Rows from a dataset
--------------------------------------------------

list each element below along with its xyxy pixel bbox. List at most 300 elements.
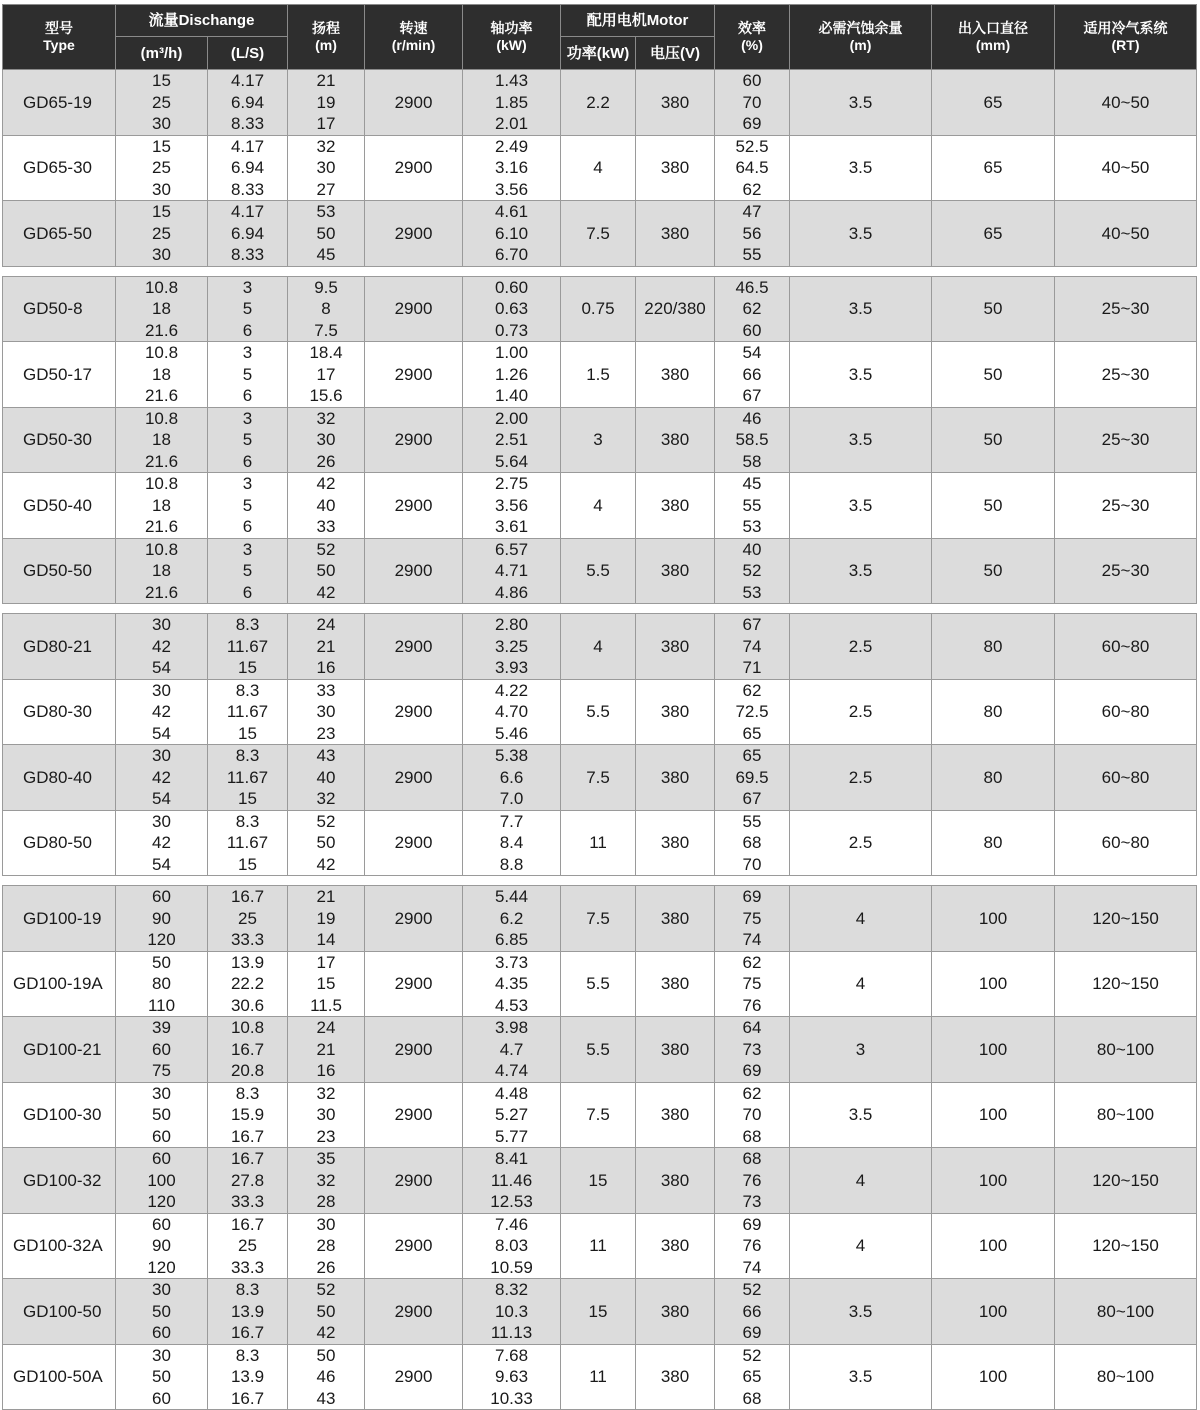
voltage-cell: 380	[636, 1017, 715, 1083]
head-cell-value: 43	[316, 1388, 336, 1408]
efficiency-cell-value: 68	[742, 833, 762, 852]
npsh-cell: 3.5	[790, 135, 932, 201]
flow-m3h-cell	[116, 342, 208, 408]
model-cell: GD50-50	[3, 538, 116, 604]
header-motor-voltage: 电压(V)	[636, 37, 715, 70]
shaft-power-cell-value: 0.63	[494, 299, 529, 318]
flow-ls-cell-value: 25	[238, 1236, 257, 1255]
pump-spec-table	[2, 4, 1197, 1410]
shaft-power-cell-value: 3.16	[494, 158, 529, 177]
model-cell: GD100-19	[3, 886, 116, 952]
flow-ls-cell-value: 3	[242, 539, 253, 559]
speed-cell: 2900	[365, 538, 463, 604]
header-type: 型号 Type	[3, 5, 116, 70]
flow-ls-cell-value: 30.6	[230, 995, 265, 1015]
table-row	[3, 407, 1197, 473]
ac-system-cell: 40~50	[1055, 201, 1197, 267]
efficiency-cell	[715, 745, 790, 811]
speed-cell: 2900	[365, 1279, 463, 1345]
efficiency-cell-value: 68	[742, 1126, 762, 1146]
model-cell: GD50-8	[3, 276, 116, 342]
head-cell-value: 23	[316, 723, 336, 743]
table-row	[3, 1344, 1197, 1410]
ac-system-cell: 80~100	[1055, 1344, 1197, 1410]
npsh-cell: 2.5	[790, 745, 932, 811]
head-cell-value: 21	[316, 71, 336, 90]
ac-system-cell: 120~150	[1055, 1148, 1197, 1214]
flow-ls-cell-value: 15	[238, 658, 257, 677]
diameter-cell: 65	[932, 70, 1055, 136]
shaft-power-cell	[463, 201, 561, 267]
head-cell-value: 30	[316, 1214, 336, 1234]
efficiency-cell	[715, 538, 790, 604]
head-cell-value: 28	[316, 1236, 336, 1255]
flow-m3h-cell-value: 18	[152, 364, 171, 384]
header-npsh: 必需汽蚀余量 (m)	[790, 5, 932, 70]
flow-ls-cell-value: 13.9	[230, 952, 265, 972]
model-cell: GD100-21	[3, 1017, 116, 1083]
flow-ls-cell-value: 27.8	[230, 1170, 265, 1190]
table-row	[3, 1279, 1197, 1345]
head-cell-value: 21	[316, 1039, 336, 1059]
flow-ls-cell-value: 8.3	[235, 1345, 260, 1365]
flow-ls-cell-value: 15	[238, 723, 257, 743]
speed-cell: 2900	[365, 679, 463, 745]
flow-m3h-cell-value: 60	[152, 1149, 171, 1168]
flow-m3h-cell-value: 54	[152, 658, 171, 677]
shaft-power-cell-value: 2.00	[494, 408, 529, 428]
shaft-power-cell	[463, 679, 561, 745]
efficiency-cell-value: 58	[742, 451, 762, 471]
flow-m3h-cell-value: 18	[152, 561, 171, 580]
motor-power-cell: 0.75	[561, 276, 636, 342]
speed-cell: 2900	[365, 614, 463, 680]
flow-m3h-cell-value: 10.8	[144, 408, 179, 428]
flow-m3h-cell-value: 18	[152, 430, 171, 449]
head-cell-value: 50	[316, 1345, 336, 1365]
shaft-power-cell-value: 8.03	[494, 1236, 529, 1255]
efficiency-cell-value: 65	[742, 1367, 762, 1386]
flow-m3h-cell	[116, 951, 208, 1017]
npsh-cell: 3.5	[790, 473, 932, 539]
head-cell-value: 35	[316, 1149, 336, 1168]
flow-m3h-cell	[116, 1148, 208, 1214]
head-cell-value: 19	[316, 92, 336, 112]
head-cell	[288, 473, 365, 539]
motor-power-cell: 3	[561, 407, 636, 473]
npsh-cell: 2.5	[790, 810, 932, 876]
flow-m3h-cell	[116, 1213, 208, 1279]
flow-m3h-cell-value: 10.8	[144, 539, 179, 559]
flow-m3h-cell-value: 54	[152, 789, 171, 808]
flow-m3h-cell-value: 100	[147, 1170, 176, 1190]
shaft-power-cell-value: 7.68	[494, 1345, 529, 1365]
efficiency-cell-value: 69	[742, 1323, 762, 1342]
header-head: 扬程 (m)	[288, 5, 365, 70]
table-body	[3, 70, 1197, 1410]
flow-ls-cell-value: 6	[242, 451, 253, 471]
head-cell-value: 40	[316, 495, 336, 515]
diameter-cell: 50	[932, 538, 1055, 604]
head-cell-value: 26	[316, 1257, 336, 1277]
speed-cell: 2900	[365, 1082, 463, 1148]
head-cell-value: 52	[316, 811, 336, 831]
flow-m3h-cell-value: 30	[152, 811, 171, 831]
motor-power-cell: 4	[561, 135, 636, 201]
flow-m3h-cell-value: 120	[147, 930, 176, 949]
shaft-power-cell	[463, 745, 561, 811]
efficiency-cell-value: 73	[742, 1039, 762, 1059]
shaft-power-cell-value: 6.6	[499, 767, 524, 787]
table-row	[3, 473, 1197, 539]
shaft-power-cell	[463, 1279, 561, 1345]
ac-system-cell: 60~80	[1055, 745, 1197, 811]
npsh-cell: 3.5	[790, 1082, 932, 1148]
head-cell-value: 53	[316, 202, 336, 221]
motor-power-cell: 15	[561, 1279, 636, 1345]
flow-ls-cell-value: 5	[242, 495, 253, 515]
diameter-cell: 100	[932, 1344, 1055, 1410]
npsh-cell: 3.5	[790, 407, 932, 473]
head-cell-value: 50	[316, 223, 336, 243]
head-cell-value: 50	[316, 833, 336, 852]
voltage-cell: 380	[636, 745, 715, 811]
efficiency-cell-value: 70	[742, 1105, 762, 1124]
motor-power-cell: 15	[561, 1148, 636, 1214]
shaft-power-cell-value: 3.93	[494, 658, 529, 677]
efficiency-cell	[715, 614, 790, 680]
flow-ls-cell	[208, 745, 288, 811]
header-flow: 流量Dischange	[116, 5, 288, 37]
flow-m3h-cell-value: 60	[152, 1323, 171, 1342]
model-cell: GD50-30	[3, 407, 116, 473]
flow-ls-cell-value: 13.9	[230, 1301, 265, 1321]
efficiency-cell-value: 46.5	[735, 277, 769, 297]
efficiency-cell-value: 69	[742, 1214, 762, 1234]
motor-power-cell: 5.5	[561, 951, 636, 1017]
flow-m3h-cell	[116, 679, 208, 745]
voltage-cell: 380	[636, 1279, 715, 1345]
head-cell-value: 32	[316, 408, 336, 428]
diameter-cell: 100	[932, 1082, 1055, 1148]
flow-ls-cell	[208, 538, 288, 604]
efficiency-cell-value: 52	[742, 561, 762, 580]
shaft-power-cell-value: 1.40	[494, 386, 529, 405]
ac-system-cell: 25~30	[1055, 473, 1197, 539]
flow-ls-cell-value: 15	[238, 854, 257, 874]
flow-m3h-cell-value: 110	[147, 995, 176, 1015]
efficiency-cell-value: 73	[742, 1192, 762, 1211]
flow-ls-cell-value: 8.3	[235, 746, 260, 765]
model-cell: GD100-50A	[3, 1344, 116, 1410]
head-cell	[288, 1017, 365, 1083]
diameter-cell: 100	[932, 951, 1055, 1017]
header-ac-system: 适用冷气系统 (RT)	[1055, 5, 1197, 70]
flow-m3h-cell	[116, 135, 208, 201]
head-cell	[288, 70, 365, 136]
flow-ls-cell-value: 16.7	[230, 1149, 265, 1168]
head-cell	[288, 1148, 365, 1214]
head-cell-value: 23	[316, 1126, 336, 1146]
shaft-power-cell-value: 1.43	[494, 71, 529, 90]
flow-ls-cell-value: 16.7	[230, 887, 265, 906]
flow-ls-cell-value: 25	[238, 908, 257, 928]
flow-m3h-cell-value: 21.6	[144, 517, 179, 536]
head-cell	[288, 276, 365, 342]
efficiency-cell-value: 74	[742, 636, 762, 656]
efficiency-cell-value: 71	[742, 658, 762, 677]
table-row	[3, 745, 1197, 811]
efficiency-cell	[715, 135, 790, 201]
diameter-cell: 50	[932, 276, 1055, 342]
head-cell	[288, 1279, 365, 1345]
table-row	[3, 951, 1197, 1017]
flow-ls-cell	[208, 679, 288, 745]
head-cell-value: 16	[316, 658, 336, 677]
flow-ls-cell-value: 3	[242, 277, 253, 297]
flow-m3h-cell	[116, 276, 208, 342]
voltage-cell: 380	[636, 886, 715, 952]
flow-ls-cell-value: 4.17	[230, 202, 265, 221]
flow-m3h-cell-value: 42	[152, 636, 171, 656]
flow-ls-cell	[208, 1017, 288, 1083]
npsh-cell: 4	[790, 1148, 932, 1214]
flow-m3h-cell-value: 90	[152, 908, 171, 928]
efficiency-cell-value: 55	[742, 495, 762, 515]
flow-m3h-cell-value: 60	[152, 1039, 171, 1059]
flow-m3h-cell	[116, 745, 208, 811]
efficiency-cell-value: 54	[742, 343, 762, 362]
shaft-power-cell	[463, 538, 561, 604]
shaft-power-cell	[463, 70, 561, 136]
speed-cell: 2900	[365, 745, 463, 811]
flow-m3h-cell-value: 30	[152, 1083, 171, 1103]
flow-ls-cell-value: 33.3	[230, 930, 265, 949]
diameter-cell: 100	[932, 1279, 1055, 1345]
head-cell-value: 18.4	[309, 343, 343, 362]
flow-ls-cell-value: 20.8	[230, 1061, 265, 1080]
motor-power-cell: 7.5	[561, 886, 636, 952]
flow-m3h-cell-value: 50	[152, 1105, 171, 1124]
head-cell-value: 28	[316, 1192, 336, 1211]
flow-ls-cell-value: 16.7	[230, 1214, 265, 1234]
diameter-cell: 50	[932, 407, 1055, 473]
npsh-cell: 4	[790, 951, 932, 1017]
flow-m3h-cell-value: 54	[152, 723, 171, 743]
efficiency-cell	[715, 886, 790, 952]
efficiency-cell-value: 76	[742, 1170, 762, 1190]
flow-ls-cell-value: 11.67	[226, 833, 269, 852]
head-cell-value: 14	[316, 930, 336, 949]
flow-m3h-cell	[116, 1017, 208, 1083]
flow-ls-cell-value: 11.67	[226, 636, 269, 656]
flow-m3h-cell-value: 75	[152, 1061, 171, 1080]
speed-cell: 2900	[365, 1148, 463, 1214]
head-cell-value: 46	[316, 1367, 336, 1386]
efficiency-cell	[715, 407, 790, 473]
flow-ls-cell	[208, 951, 288, 1017]
shaft-power-cell-value: 3.56	[494, 179, 529, 199]
diameter-cell: 100	[932, 1213, 1055, 1279]
model-cell: GD100-30	[3, 1082, 116, 1148]
shaft-power-cell	[463, 1082, 561, 1148]
efficiency-cell-value: 65	[742, 723, 762, 743]
flow-ls-cell-value: 3	[242, 343, 253, 362]
motor-power-cell: 11	[561, 1213, 636, 1279]
ac-system-cell: 80~100	[1055, 1279, 1197, 1345]
shaft-power-cell-value: 6.85	[494, 930, 529, 949]
efficiency-cell	[715, 951, 790, 1017]
flow-ls-cell-value: 6	[242, 582, 253, 602]
group-separator	[3, 604, 1197, 614]
head-cell-value: 7.5	[314, 320, 338, 340]
head-cell-value: 24	[316, 615, 336, 634]
table-row	[3, 538, 1197, 604]
head-cell	[288, 1213, 365, 1279]
efficiency-cell-value: 66	[742, 364, 762, 384]
efficiency-cell	[715, 1148, 790, 1214]
voltage-cell: 380	[636, 70, 715, 136]
group-separator	[3, 876, 1197, 886]
shaft-power-cell	[463, 1017, 561, 1083]
head-cell	[288, 342, 365, 408]
flow-ls-cell	[208, 135, 288, 201]
head-cell-value: 45	[316, 245, 336, 264]
flow-ls-cell-value: 8.33	[230, 179, 265, 199]
flow-m3h-cell-value: 39	[152, 1018, 171, 1037]
efficiency-cell-value: 70	[742, 92, 762, 112]
efficiency-cell-value: 70	[742, 854, 762, 874]
npsh-cell: 3.5	[790, 342, 932, 408]
header-flow-m3h: (m³/h)	[116, 37, 208, 70]
speed-cell: 2900	[365, 201, 463, 267]
diameter-cell: 80	[932, 614, 1055, 680]
ac-system-cell: 40~50	[1055, 70, 1197, 136]
head-cell-value: 9.5	[314, 277, 338, 297]
npsh-cell: 3	[790, 1017, 932, 1083]
diameter-cell: 50	[932, 342, 1055, 408]
head-cell-value: 50	[316, 561, 336, 580]
flow-m3h-cell-value: 10.8	[144, 474, 179, 493]
motor-power-cell: 2.2	[561, 70, 636, 136]
shaft-power-cell-value: 6.10	[494, 223, 529, 243]
flow-m3h-cell-value: 10.8	[144, 277, 179, 297]
shaft-power-cell-value: 4.74	[494, 1061, 529, 1080]
table-row	[3, 614, 1197, 680]
head-cell-value: 40	[316, 767, 336, 787]
shaft-power-cell-value: 3.25	[494, 636, 529, 656]
head-cell-value: 50	[316, 1301, 336, 1321]
efficiency-cell-value: 60	[742, 320, 762, 340]
ac-system-cell: 120~150	[1055, 886, 1197, 952]
npsh-cell: 3.5	[790, 1279, 932, 1345]
motor-power-cell: 4	[561, 473, 636, 539]
speed-cell: 2900	[365, 70, 463, 136]
flow-m3h-cell-value: 54	[152, 854, 171, 874]
flow-m3h-cell-value: 50	[152, 952, 171, 972]
shaft-power-cell-value: 9.63	[494, 1367, 529, 1386]
head-cell-value: 8	[321, 299, 331, 318]
diameter-cell: 65	[932, 135, 1055, 201]
head-cell-value: 17	[316, 952, 336, 972]
flow-m3h-cell	[116, 473, 208, 539]
head-cell-value: 30	[316, 702, 336, 721]
efficiency-cell-value: 69	[742, 114, 762, 133]
flow-ls-cell	[208, 407, 288, 473]
efficiency-cell-value: 62	[742, 680, 762, 700]
model-cell: GD65-19	[3, 70, 116, 136]
shaft-power-cell-value: 5.64	[494, 451, 529, 471]
flow-m3h-cell	[116, 70, 208, 136]
shaft-power-cell-value: 8.4	[499, 833, 524, 852]
shaft-power-cell-value: 4.70	[494, 702, 529, 721]
shaft-power-cell-value: 8.41	[494, 1149, 529, 1168]
flow-ls-cell-value: 6	[242, 386, 253, 405]
flow-m3h-cell-value: 30	[152, 680, 171, 700]
diameter-cell: 100	[932, 1017, 1055, 1083]
speed-cell: 2900	[365, 135, 463, 201]
shaft-power-cell	[463, 1148, 561, 1214]
diameter-cell: 80	[932, 745, 1055, 811]
diameter-cell: 80	[932, 810, 1055, 876]
model-cell: GD65-30	[3, 135, 116, 201]
table-row	[3, 135, 1197, 201]
motor-power-cell: 11	[561, 810, 636, 876]
head-cell-value: 15.6	[309, 386, 343, 405]
head-cell-value: 26	[316, 451, 336, 471]
efficiency-cell-value: 47	[742, 202, 762, 221]
shaft-power-cell	[463, 1213, 561, 1279]
efficiency-cell-value: 67	[742, 789, 762, 808]
flow-ls-cell	[208, 342, 288, 408]
separator-cell	[3, 876, 1197, 886]
shaft-power-cell	[463, 407, 561, 473]
table-row	[3, 342, 1197, 408]
efficiency-cell-value: 76	[742, 1236, 762, 1255]
shaft-power-cell-value: 11.46	[490, 1170, 533, 1190]
flow-m3h-cell-value: 18	[152, 299, 171, 318]
head-cell	[288, 886, 365, 952]
npsh-cell: 3.5	[790, 201, 932, 267]
efficiency-cell	[715, 1082, 790, 1148]
flow-ls-cell-value: 11.67	[226, 767, 269, 787]
npsh-cell: 4	[790, 1213, 932, 1279]
flow-m3h-cell-value: 30	[152, 615, 171, 634]
flow-ls-cell-value: 4.17	[230, 136, 265, 156]
flow-m3h-cell-value: 15	[152, 136, 171, 156]
flow-ls-cell-value: 8.33	[230, 114, 265, 133]
flow-m3h-cell-value: 21.6	[144, 451, 179, 471]
ac-system-cell: 60~80	[1055, 810, 1197, 876]
npsh-cell: 3.5	[790, 276, 932, 342]
flow-m3h-cell-value: 25	[152, 223, 171, 243]
flow-ls-cell-value: 11.67	[226, 702, 269, 721]
shaft-power-cell-value: 4.35	[494, 974, 529, 993]
efficiency-cell-value: 45	[742, 474, 762, 493]
speed-cell: 2900	[365, 1344, 463, 1410]
ac-system-cell: 60~80	[1055, 614, 1197, 680]
head-cell-value: 16	[316, 1061, 336, 1080]
speed-cell: 2900	[365, 1017, 463, 1083]
head-cell-value: 33	[316, 517, 336, 536]
head-cell-value: 21	[316, 636, 336, 656]
efficiency-cell	[715, 1213, 790, 1279]
shaft-power-cell-value: 0.60	[494, 277, 529, 297]
shaft-power-cell-value: 7.46	[494, 1214, 529, 1234]
efficiency-cell-value: 74	[742, 1257, 762, 1277]
head-cell-value: 43	[316, 746, 336, 765]
flow-m3h-cell-value: 21.6	[144, 386, 179, 405]
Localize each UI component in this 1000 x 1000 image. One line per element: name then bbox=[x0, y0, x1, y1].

--------------------------------------------------

_PROBLEM TO SOLVE:_ Pull out every line in the records above that contains the word "model", and copy each of those lines in full.

_SOLUTION TO THE PROBLEM:_
model-cell: GD50-50	[3, 538, 116, 604]
model-cell: GD100-19	[3, 886, 116, 952]
model-cell: GD50-8	[3, 276, 116, 342]
model-cell: GD100-21	[3, 1017, 116, 1083]
model-cell: GD50-30	[3, 407, 116, 473]
model-cell: GD100-50A	[3, 1344, 116, 1410]
model-cell: GD100-30	[3, 1082, 116, 1148]
model-cell: GD65-19	[3, 70, 116, 136]
model-cell: GD65-30	[3, 135, 116, 201]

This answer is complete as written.